#### Directive
Check each line of the listing, and copy it if it contains the word "眉毛専門に限らずすべてのサロンを含めてお答えください".

--------

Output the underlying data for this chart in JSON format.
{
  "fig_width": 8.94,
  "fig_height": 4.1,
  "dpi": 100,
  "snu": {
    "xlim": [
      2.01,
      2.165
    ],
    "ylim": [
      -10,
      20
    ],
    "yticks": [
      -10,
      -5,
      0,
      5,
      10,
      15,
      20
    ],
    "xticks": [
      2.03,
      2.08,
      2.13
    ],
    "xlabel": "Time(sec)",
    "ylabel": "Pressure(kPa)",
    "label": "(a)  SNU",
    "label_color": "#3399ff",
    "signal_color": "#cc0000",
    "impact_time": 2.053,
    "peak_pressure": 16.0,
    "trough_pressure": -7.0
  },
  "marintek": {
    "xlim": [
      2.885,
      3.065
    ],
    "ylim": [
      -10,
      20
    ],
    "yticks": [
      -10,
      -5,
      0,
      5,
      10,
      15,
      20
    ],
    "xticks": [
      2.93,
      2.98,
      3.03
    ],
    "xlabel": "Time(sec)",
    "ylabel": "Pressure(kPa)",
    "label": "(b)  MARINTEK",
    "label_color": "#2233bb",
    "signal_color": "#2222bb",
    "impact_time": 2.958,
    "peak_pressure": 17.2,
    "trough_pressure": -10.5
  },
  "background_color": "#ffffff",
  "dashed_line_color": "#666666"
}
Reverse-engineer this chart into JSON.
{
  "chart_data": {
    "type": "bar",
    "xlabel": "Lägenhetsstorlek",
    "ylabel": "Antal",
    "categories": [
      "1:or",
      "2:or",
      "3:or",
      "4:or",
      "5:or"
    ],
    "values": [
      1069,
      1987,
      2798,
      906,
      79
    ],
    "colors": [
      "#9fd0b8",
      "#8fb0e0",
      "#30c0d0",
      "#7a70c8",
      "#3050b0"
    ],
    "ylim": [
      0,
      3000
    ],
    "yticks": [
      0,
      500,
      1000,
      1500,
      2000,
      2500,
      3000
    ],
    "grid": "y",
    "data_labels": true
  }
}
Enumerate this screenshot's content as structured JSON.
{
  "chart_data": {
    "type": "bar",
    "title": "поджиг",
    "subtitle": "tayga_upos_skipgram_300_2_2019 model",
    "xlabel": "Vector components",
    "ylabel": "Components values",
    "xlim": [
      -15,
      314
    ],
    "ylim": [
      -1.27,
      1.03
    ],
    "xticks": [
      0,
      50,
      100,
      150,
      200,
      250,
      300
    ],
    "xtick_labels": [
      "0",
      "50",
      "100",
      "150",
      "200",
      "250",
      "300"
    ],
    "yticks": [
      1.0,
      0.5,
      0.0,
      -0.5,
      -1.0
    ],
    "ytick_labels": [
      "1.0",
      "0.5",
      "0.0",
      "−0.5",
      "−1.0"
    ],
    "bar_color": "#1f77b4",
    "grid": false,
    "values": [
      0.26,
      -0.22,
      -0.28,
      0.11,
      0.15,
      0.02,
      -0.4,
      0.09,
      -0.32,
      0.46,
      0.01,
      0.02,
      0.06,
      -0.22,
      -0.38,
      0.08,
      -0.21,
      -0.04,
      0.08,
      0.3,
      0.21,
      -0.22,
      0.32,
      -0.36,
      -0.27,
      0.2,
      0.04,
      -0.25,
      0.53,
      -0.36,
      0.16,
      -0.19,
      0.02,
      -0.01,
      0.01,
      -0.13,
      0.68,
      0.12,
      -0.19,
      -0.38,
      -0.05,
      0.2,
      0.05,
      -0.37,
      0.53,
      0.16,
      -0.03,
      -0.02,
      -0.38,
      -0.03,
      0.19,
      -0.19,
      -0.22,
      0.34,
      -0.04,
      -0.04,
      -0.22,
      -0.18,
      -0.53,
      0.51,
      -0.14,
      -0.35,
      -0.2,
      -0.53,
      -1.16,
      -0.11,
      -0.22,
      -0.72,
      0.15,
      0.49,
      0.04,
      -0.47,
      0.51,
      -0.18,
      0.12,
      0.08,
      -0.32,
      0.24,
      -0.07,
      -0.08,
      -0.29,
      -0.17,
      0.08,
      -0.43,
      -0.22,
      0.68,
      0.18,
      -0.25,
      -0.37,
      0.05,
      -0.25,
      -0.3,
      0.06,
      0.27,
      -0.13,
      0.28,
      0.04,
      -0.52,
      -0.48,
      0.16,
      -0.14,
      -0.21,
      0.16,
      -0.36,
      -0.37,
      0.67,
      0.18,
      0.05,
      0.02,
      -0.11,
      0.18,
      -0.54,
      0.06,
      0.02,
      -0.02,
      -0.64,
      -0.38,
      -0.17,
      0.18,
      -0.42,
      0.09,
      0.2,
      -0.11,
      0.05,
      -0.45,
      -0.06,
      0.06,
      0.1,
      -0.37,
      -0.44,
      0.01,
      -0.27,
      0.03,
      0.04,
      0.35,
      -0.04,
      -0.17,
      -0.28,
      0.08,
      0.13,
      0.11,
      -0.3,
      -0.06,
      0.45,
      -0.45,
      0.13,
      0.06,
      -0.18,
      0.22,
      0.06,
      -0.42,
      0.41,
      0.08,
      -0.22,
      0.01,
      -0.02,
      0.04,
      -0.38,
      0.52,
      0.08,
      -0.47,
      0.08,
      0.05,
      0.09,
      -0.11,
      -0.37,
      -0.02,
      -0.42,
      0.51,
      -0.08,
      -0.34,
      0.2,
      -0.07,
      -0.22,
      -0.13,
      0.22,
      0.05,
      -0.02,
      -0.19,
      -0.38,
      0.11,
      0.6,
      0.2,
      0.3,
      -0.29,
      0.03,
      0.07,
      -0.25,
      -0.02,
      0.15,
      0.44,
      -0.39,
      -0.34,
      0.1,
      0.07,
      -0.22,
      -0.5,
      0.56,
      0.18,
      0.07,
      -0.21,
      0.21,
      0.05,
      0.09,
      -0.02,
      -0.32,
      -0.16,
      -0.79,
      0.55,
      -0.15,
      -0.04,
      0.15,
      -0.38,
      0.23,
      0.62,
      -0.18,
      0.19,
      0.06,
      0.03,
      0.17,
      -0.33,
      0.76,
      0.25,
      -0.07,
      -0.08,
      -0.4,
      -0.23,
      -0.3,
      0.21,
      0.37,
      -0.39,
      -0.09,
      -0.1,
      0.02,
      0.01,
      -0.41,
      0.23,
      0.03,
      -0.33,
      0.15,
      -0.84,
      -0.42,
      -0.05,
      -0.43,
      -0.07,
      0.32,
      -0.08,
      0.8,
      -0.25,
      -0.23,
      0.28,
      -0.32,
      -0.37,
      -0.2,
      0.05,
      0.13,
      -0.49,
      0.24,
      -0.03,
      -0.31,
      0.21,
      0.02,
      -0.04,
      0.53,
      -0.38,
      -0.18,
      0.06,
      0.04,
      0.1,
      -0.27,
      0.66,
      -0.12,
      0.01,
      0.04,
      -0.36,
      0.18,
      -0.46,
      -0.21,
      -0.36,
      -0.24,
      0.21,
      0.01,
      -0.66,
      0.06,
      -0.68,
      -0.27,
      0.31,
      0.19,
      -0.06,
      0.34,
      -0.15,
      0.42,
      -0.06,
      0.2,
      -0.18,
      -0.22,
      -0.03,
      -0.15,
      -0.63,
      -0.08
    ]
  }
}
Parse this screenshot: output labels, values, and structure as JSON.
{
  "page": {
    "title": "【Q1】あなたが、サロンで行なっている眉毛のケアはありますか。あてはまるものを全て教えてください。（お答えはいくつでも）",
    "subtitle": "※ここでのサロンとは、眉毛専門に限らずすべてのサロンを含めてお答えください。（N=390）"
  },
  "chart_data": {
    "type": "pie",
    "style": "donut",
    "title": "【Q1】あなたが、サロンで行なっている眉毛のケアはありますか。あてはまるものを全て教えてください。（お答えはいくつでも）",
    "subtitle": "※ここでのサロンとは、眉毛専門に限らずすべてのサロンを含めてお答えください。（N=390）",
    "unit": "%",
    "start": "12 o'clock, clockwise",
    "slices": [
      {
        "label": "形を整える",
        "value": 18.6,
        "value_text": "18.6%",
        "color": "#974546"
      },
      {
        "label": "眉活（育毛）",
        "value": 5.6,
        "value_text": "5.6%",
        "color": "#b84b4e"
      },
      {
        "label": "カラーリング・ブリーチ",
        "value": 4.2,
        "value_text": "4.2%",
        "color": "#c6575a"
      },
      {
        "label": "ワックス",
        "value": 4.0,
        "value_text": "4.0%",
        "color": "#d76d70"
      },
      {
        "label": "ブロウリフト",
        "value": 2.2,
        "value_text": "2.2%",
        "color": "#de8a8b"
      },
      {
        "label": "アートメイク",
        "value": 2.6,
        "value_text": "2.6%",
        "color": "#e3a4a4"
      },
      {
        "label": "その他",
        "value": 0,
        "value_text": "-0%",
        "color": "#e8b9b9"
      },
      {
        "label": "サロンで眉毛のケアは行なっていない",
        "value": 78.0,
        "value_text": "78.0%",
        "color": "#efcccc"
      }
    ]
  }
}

--------

#### Solution
    "subtitle": "※ここでのサロンとは、眉毛専門に限らずすべてのサロンを含めてお答えください。（N=390）"
    "subtitle": "※ここでのサロンとは、眉毛専門に限らずすべてのサロンを含めてお答えください。（N=390）",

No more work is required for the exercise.